§ WHAT YOU ARE ASKED TO DO: Below is a block of records; repeat all of them exactly.

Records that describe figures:
________________

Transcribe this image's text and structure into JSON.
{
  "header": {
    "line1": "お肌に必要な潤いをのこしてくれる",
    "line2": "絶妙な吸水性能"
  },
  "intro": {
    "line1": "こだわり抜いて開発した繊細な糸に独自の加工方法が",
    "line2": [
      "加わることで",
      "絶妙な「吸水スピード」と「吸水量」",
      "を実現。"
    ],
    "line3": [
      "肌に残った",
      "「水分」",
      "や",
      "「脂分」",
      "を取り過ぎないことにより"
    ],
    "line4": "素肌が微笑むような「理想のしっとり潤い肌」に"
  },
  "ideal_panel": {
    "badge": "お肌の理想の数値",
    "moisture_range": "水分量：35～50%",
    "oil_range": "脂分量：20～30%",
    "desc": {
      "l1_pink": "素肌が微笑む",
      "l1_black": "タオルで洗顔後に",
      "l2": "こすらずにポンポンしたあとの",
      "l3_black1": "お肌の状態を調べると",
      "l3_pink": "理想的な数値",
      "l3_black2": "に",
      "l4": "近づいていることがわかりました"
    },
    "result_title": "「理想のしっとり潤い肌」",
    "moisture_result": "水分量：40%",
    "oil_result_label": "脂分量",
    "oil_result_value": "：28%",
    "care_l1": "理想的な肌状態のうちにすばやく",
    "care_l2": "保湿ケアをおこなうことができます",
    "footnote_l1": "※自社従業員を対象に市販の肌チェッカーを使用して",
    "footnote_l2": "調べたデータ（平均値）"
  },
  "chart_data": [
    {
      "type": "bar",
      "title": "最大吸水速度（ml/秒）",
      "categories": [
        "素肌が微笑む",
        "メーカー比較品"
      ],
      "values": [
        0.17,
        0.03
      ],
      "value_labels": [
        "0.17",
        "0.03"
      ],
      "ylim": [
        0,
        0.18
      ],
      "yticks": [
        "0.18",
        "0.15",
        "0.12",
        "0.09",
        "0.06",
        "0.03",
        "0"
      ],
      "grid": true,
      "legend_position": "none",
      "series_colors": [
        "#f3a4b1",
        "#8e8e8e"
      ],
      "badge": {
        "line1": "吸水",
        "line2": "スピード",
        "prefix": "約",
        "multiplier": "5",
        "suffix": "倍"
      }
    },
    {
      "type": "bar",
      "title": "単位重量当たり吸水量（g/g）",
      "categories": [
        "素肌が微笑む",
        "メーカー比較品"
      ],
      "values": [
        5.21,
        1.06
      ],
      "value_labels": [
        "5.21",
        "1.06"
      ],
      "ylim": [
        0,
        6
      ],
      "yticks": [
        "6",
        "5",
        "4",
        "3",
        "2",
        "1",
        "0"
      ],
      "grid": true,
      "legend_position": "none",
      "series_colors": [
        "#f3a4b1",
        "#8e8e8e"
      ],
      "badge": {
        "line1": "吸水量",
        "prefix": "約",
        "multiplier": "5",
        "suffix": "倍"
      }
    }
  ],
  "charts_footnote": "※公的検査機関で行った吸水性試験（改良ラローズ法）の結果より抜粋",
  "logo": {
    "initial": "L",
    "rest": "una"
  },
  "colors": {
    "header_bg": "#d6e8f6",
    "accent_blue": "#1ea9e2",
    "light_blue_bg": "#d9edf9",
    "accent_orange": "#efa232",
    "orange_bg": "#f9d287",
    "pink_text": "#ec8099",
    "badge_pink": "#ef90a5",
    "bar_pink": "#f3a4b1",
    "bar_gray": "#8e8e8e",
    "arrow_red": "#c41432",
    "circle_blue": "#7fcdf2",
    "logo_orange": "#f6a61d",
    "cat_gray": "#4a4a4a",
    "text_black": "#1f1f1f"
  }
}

________________

§ ANSWER TO THIS PROBLEM:
Transcribe this image's text and structure into JSON.
{
  "header": {
    "line1": "お肌に必要な潤いをのこしてくれる",
    "line2": "絶妙な吸水性能"
  },
  "intro": {
    "line1": "こだわり抜いて開発した繊細な糸に独自の加工方法が",
    "line2": [
      "加わることで",
      "絶妙な「吸水スピード」と「吸水量」",
      "を実現。"
    ],
    "line3": [
      "肌に残った",
      "「水分」",
      "や",
      "「脂分」",
      "を取り過ぎないことにより"
    ],
    "line4": "素肌が微笑むような「理想のしっとり潤い肌」に"
  },
  "ideal_panel": {
    "badge": "お肌の理想の数値",
    "moisture_range": "水分量：35～50%",
    "oil_range": "脂分量：20～30%",
    "desc": {
      "l1_pink": "素肌が微笑む",
      "l1_black": "タオルで洗顔後に",
      "l2": "こすらずにポンポンしたあとの",
      "l3_black1": "お肌の状態を調べると",
      "l3_pink": "理想的な数値",
      "l3_black2": "に",
      "l4": "近づいていることがわかりました"
    },
    "result_title": "「理想のしっとり潤い肌」",
    "moisture_result": "水分量：40%",
    "oil_result_label": "脂分量",
    "oil_result_value": "：28%",
    "care_l1": "理想的な肌状態のうちにすばやく",
    "care_l2": "保湿ケアをおこなうことができます",
    "footnote_l1": "※自社従業員を対象に市販の肌チェッカーを使用して",
    "footnote_l2": "調べたデータ（平均値）"
  },
  "chart_data": [
    {
      "type": "bar",
      "title": "最大吸水速度（ml/秒）",
      "categories": [
        "素肌が微笑む",
        "メーカー比較品"
      ],
      "values": [
        0.17,
        0.03
      ],
      "value_labels": [
        "0.17",
        "0.03"
      ],
      "ylim": [
        0,
        0.18
      ],
      "yticks": [
        "0.18",
        "0.15",
        "0.12",
        "0.09",
        "0.06",
        "0.03",
        "0"
      ],
      "grid": true,
      "legend_position": "none",
      "series_colors": [
        "#f3a4b1",
        "#8e8e8e"
      ],
      "badge": {
        "line1": "吸水",
        "line2": "スピード",
        "prefix": "約",
        "multiplier": "5",
        "suffix": "倍"
      }
    },
    {
      "type": "bar",
      "title": "単位重量当たり吸水量（g/g）",
      "categories": [
        "素肌が微笑む",
        "メーカー比較品"
      ],
      "values": [
        5.21,
        1.06
      ],
      "value_labels": [
        "5.21",
        "1.06"
      ],
      "ylim": [
        0,
        6
      ],
      "yticks": [
        "6",
        "5",
        "4",
        "3",
        "2",
        "1",
        "0"
      ],
      "grid": true,
      "legend_position": "none",
      "series_colors": [
        "#f3a4b1",
        "#8e8e8e"
      ],
      "badge": {
        "line1": "吸水量",
        "prefix": "約",
        "multiplier": "5",
        "suffix": "倍"
      }
    }
  ],
  "charts_footnote": "※公的検査機関で行った吸水性試験（改良ラローズ法）の結果より抜粋",
  "logo": {
    "initial": "L",
    "rest": "una"
  },
  "colors": {
    "header_bg": "#d6e8f6",
    "accent_blue": "#1ea9e2",
    "light_blue_bg": "#d9edf9",
    "accent_orange": "#efa232",
    "orange_bg": "#f9d287",
    "pink_text": "#ec8099",
    "badge_pink": "#ef90a5",
    "bar_pink": "#f3a4b1",
    "bar_gray": "#8e8e8e",
    "arrow_red": "#c41432",
    "circle_blue": "#7fcdf2",
    "logo_orange": "#f6a61d",
    "cat_gray": "#4a4a4a",
    "text_black": "#1f1f1f"
  }
}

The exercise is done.